TASK TO COMPLETE
What lines of the data include the string "this"? Copy them all.

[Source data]
● ● ●

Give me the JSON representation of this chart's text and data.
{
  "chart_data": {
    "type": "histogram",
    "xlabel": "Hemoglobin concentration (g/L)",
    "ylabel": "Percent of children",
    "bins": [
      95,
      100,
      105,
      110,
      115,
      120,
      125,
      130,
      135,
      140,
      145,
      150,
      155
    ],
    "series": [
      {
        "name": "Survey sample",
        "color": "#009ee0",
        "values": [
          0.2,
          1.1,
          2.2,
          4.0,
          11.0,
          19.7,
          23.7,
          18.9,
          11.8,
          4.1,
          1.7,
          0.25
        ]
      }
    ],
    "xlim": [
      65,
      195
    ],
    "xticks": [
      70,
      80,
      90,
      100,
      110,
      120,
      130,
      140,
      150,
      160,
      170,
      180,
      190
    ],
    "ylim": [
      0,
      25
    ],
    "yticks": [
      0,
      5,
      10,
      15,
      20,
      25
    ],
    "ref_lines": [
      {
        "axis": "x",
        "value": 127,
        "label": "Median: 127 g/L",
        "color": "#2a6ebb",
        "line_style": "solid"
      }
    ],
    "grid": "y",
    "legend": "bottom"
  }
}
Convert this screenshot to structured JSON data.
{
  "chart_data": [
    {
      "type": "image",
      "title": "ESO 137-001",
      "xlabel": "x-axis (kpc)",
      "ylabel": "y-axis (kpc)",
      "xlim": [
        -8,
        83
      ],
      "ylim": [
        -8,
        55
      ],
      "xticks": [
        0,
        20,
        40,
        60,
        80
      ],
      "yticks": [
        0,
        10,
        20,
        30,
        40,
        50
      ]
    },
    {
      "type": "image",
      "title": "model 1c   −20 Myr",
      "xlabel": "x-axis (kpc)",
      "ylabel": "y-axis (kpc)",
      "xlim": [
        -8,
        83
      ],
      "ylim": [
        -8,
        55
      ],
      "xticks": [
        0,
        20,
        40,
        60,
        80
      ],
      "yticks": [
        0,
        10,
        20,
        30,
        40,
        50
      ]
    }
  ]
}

● ● ●

RESPONSE
Give me the JSON representation of this chart's text and data.
Convert this screenshot to structured JSON data.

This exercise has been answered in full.